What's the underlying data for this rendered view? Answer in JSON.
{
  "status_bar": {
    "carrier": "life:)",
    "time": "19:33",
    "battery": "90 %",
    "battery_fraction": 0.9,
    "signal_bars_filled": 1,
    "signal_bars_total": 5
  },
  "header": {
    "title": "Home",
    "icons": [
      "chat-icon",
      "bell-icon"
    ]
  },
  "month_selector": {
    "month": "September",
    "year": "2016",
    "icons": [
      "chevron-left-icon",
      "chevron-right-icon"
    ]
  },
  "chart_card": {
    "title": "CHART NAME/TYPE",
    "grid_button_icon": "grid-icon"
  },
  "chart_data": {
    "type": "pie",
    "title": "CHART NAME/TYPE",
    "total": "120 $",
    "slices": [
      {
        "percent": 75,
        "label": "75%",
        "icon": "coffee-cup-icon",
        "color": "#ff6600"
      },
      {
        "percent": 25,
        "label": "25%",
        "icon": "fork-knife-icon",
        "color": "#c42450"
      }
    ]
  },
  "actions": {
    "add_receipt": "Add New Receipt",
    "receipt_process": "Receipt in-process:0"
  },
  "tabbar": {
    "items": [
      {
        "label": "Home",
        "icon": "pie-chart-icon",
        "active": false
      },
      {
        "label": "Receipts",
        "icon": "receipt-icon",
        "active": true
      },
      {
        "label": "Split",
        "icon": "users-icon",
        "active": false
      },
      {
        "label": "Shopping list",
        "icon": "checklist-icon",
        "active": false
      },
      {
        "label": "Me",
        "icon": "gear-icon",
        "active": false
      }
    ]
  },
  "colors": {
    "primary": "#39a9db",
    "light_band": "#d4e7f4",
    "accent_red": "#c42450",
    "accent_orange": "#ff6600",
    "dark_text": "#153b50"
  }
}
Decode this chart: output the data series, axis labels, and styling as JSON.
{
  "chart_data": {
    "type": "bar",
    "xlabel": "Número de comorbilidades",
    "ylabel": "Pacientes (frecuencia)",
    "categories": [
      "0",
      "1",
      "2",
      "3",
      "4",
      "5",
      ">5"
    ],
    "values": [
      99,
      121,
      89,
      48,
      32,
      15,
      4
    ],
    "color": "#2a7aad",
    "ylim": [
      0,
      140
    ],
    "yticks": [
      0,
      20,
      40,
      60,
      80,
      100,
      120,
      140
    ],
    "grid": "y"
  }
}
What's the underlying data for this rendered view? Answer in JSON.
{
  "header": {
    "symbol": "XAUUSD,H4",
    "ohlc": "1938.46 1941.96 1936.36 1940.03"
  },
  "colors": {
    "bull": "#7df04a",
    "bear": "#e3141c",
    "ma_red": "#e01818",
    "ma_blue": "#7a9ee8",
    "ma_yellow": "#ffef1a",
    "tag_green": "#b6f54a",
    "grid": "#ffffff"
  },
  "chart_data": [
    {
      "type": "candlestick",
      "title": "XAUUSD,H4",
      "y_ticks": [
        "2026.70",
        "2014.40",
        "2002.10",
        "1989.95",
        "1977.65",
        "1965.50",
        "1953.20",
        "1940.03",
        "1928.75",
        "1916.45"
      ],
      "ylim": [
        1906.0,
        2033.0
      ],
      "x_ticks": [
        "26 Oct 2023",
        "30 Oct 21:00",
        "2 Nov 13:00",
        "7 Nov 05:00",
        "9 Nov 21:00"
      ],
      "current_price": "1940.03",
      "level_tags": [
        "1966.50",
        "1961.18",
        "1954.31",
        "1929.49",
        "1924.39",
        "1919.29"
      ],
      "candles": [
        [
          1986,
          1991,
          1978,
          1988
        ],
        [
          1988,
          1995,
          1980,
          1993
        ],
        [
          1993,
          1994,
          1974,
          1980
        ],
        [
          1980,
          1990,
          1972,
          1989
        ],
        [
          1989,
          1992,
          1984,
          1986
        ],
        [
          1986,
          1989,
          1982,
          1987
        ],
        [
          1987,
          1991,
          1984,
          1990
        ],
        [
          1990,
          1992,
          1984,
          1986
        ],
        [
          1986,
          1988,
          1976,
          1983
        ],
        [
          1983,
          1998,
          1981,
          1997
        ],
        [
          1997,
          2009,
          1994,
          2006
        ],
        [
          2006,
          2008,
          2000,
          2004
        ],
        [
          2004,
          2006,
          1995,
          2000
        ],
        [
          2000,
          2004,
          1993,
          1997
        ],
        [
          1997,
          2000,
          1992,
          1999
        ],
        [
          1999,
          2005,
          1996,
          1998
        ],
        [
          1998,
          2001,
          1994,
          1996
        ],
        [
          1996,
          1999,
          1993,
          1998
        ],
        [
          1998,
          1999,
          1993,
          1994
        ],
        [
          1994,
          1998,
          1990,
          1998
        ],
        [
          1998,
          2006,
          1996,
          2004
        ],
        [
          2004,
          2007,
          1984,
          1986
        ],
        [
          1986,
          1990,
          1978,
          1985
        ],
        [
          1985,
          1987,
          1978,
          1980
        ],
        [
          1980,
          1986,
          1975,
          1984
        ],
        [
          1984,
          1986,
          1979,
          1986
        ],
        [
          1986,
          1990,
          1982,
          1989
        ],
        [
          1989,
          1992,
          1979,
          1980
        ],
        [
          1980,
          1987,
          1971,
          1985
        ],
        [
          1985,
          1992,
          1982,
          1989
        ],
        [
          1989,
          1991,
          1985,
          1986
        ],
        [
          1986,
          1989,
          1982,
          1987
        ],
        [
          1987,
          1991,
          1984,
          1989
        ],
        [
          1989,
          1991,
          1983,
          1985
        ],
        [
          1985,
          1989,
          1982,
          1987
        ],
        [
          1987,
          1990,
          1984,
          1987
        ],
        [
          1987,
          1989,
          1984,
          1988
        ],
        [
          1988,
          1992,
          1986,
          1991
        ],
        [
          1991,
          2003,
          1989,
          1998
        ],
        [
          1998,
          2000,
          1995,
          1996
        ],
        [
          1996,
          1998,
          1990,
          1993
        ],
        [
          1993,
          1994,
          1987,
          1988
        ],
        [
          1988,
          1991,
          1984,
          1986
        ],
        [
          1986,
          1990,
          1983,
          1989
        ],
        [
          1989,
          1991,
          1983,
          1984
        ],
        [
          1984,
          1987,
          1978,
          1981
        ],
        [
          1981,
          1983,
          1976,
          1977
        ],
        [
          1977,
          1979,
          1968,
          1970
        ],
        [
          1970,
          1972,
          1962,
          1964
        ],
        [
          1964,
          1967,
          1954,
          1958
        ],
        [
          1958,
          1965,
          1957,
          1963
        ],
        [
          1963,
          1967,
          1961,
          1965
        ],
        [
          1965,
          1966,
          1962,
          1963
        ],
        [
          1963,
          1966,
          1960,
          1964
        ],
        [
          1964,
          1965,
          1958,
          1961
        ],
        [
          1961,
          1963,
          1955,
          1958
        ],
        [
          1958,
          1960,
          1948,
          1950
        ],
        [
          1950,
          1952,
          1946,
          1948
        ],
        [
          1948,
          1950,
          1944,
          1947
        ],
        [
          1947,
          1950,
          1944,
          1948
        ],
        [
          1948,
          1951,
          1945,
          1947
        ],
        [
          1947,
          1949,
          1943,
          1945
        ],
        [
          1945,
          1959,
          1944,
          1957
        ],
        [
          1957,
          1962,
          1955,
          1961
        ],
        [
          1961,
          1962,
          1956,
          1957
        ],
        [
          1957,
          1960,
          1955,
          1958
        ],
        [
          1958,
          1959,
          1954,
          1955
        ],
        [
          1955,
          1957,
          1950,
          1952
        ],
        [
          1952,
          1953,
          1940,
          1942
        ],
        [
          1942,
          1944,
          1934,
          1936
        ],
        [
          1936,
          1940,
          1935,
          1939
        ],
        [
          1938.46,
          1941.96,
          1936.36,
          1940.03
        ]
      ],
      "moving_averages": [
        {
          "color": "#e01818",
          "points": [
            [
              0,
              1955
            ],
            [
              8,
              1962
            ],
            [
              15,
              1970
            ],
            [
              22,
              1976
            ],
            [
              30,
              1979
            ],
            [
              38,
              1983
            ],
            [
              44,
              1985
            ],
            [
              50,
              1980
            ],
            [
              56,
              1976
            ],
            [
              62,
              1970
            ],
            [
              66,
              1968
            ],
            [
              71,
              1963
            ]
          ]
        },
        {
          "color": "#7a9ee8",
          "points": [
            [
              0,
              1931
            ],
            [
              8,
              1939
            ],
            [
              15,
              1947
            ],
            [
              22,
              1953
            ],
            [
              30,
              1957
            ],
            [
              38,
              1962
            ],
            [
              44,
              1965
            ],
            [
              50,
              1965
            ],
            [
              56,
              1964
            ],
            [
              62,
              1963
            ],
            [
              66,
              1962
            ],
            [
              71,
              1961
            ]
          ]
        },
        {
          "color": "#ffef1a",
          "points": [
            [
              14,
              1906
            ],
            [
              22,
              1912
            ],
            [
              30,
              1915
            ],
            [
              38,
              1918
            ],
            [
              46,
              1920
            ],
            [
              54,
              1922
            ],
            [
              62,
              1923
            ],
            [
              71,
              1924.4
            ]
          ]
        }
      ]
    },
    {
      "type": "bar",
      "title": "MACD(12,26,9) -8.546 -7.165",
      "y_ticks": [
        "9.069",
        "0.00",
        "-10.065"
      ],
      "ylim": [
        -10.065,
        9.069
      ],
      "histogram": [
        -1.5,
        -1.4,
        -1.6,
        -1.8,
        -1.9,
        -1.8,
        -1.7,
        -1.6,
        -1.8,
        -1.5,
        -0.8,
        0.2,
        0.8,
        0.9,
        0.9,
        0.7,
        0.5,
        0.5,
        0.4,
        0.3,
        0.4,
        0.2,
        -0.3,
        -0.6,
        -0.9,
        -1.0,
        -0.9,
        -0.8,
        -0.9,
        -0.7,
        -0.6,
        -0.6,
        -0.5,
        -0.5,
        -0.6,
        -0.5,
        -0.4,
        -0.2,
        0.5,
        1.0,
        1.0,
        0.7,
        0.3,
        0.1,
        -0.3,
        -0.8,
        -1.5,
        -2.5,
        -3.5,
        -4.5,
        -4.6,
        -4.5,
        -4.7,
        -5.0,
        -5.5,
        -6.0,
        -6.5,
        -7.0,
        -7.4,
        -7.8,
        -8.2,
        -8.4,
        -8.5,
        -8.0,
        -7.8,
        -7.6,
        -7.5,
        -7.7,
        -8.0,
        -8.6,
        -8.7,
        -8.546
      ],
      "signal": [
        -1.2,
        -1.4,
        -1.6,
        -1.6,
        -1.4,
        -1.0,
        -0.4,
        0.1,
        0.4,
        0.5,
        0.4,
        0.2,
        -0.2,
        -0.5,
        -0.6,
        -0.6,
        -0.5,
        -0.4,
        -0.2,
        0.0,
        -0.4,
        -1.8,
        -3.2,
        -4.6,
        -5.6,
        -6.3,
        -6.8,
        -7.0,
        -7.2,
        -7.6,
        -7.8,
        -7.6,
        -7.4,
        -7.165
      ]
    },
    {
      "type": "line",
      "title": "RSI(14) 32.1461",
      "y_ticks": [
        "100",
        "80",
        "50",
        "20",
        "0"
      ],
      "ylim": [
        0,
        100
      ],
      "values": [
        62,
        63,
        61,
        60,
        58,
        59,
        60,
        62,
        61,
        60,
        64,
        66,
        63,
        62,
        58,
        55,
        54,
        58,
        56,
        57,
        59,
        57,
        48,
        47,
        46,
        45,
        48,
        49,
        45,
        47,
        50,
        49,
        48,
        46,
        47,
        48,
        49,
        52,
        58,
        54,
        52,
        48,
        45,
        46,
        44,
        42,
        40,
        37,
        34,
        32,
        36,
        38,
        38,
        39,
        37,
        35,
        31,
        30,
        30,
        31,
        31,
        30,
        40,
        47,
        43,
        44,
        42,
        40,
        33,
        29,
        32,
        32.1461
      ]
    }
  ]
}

|---|

__EXERCISE__:
Find the string "chevron" in the listing and return every line that holds it.

__WRITTEN SOLUTION__:
      "chevron-left-icon",
      "chevron-right-icon"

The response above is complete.